(WHAT IS REQUIRED) Work out the number of lines containing "signal". Answer with nothing but that number.

(Rows from a figure dataset)
= = = = = = =

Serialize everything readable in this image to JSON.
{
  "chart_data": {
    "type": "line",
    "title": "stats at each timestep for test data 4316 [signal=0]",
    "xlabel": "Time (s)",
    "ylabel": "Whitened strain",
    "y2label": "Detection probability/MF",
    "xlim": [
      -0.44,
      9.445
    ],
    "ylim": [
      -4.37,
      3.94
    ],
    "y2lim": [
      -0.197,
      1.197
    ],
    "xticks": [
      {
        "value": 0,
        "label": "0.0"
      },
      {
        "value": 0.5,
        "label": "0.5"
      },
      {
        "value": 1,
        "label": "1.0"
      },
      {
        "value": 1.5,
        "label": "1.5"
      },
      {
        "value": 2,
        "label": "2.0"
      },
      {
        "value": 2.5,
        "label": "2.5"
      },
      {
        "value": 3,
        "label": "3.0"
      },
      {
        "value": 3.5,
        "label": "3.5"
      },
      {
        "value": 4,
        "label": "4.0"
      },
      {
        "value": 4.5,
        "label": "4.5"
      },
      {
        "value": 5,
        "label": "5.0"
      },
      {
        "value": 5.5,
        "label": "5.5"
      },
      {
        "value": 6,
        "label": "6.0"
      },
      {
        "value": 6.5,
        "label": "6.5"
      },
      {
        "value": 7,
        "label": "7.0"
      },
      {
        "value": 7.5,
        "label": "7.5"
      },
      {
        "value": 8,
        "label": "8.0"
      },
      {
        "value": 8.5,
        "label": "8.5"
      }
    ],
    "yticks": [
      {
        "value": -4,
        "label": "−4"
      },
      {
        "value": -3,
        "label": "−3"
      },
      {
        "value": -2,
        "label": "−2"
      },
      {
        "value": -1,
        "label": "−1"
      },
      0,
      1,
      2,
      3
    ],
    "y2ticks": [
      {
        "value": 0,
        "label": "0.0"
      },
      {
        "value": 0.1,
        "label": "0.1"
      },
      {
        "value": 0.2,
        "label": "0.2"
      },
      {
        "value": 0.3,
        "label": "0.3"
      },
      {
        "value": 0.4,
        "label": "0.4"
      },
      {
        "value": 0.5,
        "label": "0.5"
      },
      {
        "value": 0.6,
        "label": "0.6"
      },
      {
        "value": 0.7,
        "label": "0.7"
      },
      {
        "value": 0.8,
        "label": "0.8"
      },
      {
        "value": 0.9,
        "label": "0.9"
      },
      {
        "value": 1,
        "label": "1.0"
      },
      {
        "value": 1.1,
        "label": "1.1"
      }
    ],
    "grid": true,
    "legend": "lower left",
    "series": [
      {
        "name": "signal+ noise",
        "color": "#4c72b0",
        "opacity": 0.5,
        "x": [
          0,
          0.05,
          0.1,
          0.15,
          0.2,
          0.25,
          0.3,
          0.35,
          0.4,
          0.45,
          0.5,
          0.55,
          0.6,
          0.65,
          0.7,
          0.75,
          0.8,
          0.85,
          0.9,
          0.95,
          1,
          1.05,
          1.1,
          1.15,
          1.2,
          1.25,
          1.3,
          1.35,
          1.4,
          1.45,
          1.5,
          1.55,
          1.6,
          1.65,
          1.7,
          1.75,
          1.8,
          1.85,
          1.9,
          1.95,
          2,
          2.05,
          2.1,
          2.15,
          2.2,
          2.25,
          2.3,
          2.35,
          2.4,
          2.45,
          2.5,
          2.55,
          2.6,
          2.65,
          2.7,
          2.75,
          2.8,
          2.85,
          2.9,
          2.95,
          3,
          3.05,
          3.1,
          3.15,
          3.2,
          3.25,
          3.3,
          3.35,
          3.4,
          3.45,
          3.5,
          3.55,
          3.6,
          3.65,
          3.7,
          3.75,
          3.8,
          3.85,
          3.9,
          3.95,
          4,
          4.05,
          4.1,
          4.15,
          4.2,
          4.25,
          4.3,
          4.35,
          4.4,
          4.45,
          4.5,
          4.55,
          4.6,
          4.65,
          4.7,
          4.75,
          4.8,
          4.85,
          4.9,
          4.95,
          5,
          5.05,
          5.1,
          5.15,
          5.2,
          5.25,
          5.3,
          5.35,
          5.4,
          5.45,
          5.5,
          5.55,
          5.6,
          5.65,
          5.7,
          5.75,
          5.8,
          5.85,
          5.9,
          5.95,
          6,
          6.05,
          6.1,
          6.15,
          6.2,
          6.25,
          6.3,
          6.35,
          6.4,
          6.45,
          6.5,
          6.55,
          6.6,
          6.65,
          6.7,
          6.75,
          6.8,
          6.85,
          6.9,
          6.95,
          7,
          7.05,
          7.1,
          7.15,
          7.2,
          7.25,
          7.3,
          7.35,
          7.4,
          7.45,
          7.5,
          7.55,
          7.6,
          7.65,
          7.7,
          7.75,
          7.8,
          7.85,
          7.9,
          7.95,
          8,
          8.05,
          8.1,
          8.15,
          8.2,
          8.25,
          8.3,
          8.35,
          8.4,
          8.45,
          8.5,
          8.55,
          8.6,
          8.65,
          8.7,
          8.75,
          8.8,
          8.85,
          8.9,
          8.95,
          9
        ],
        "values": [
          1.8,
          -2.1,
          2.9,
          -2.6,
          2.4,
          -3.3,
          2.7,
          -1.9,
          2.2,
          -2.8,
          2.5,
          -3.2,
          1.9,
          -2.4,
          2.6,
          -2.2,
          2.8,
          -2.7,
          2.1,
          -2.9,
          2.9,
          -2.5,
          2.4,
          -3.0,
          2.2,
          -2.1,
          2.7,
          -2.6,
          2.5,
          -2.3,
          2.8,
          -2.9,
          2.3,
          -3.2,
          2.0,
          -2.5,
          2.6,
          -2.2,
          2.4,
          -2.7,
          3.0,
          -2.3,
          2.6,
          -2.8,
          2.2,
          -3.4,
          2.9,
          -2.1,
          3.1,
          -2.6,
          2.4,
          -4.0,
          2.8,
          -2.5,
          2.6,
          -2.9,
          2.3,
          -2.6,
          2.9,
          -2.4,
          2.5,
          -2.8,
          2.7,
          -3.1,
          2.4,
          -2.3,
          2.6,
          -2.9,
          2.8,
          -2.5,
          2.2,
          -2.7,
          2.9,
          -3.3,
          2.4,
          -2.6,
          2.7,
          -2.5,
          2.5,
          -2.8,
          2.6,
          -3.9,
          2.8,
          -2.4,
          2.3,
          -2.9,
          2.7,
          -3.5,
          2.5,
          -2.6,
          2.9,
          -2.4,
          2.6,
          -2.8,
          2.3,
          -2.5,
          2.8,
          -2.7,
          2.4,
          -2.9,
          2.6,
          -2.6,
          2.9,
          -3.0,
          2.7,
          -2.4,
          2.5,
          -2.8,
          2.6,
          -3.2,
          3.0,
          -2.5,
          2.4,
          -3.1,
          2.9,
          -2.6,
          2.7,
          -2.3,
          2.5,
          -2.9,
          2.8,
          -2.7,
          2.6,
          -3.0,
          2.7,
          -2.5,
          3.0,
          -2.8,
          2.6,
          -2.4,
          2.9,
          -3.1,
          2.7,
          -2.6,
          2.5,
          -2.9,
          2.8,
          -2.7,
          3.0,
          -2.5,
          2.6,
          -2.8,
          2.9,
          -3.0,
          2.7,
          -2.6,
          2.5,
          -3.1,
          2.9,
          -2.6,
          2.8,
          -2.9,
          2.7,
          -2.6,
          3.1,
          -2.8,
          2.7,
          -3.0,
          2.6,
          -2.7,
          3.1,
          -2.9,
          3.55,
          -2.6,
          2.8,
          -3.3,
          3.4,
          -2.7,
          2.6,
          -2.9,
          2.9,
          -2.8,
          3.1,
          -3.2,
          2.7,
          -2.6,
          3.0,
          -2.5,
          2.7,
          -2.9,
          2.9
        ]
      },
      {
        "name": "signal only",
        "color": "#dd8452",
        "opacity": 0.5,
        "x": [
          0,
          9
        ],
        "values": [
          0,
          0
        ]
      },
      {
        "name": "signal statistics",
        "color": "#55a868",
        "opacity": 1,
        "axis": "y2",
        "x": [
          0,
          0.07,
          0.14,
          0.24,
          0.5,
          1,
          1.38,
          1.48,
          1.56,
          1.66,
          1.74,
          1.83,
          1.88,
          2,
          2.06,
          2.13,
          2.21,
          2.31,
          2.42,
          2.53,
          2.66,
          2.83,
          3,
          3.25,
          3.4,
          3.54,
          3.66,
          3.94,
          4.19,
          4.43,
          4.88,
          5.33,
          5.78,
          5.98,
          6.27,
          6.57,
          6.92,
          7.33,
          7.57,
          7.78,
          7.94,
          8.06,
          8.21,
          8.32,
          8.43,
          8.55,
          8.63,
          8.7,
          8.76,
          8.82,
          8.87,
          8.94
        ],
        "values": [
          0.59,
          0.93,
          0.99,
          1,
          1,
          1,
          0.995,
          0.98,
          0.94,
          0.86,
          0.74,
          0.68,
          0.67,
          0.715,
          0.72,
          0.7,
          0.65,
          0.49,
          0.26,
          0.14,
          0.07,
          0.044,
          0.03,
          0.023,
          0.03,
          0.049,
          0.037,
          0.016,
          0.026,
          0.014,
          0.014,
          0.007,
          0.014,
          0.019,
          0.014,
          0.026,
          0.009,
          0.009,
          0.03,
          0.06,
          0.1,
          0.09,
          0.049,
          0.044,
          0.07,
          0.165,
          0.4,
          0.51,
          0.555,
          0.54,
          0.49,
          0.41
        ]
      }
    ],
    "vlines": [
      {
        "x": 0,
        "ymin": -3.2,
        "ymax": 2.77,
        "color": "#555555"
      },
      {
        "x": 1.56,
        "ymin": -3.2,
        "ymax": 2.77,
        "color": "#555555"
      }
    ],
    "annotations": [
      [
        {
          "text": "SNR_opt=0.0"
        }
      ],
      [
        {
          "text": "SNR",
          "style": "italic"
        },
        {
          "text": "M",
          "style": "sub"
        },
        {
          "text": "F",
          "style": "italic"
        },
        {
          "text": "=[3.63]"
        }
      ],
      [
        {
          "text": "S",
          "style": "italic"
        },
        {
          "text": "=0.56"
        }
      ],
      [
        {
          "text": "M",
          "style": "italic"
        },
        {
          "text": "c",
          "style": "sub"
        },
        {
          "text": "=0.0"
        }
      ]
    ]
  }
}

= = = = = = =

(TASK RESPONSE) 4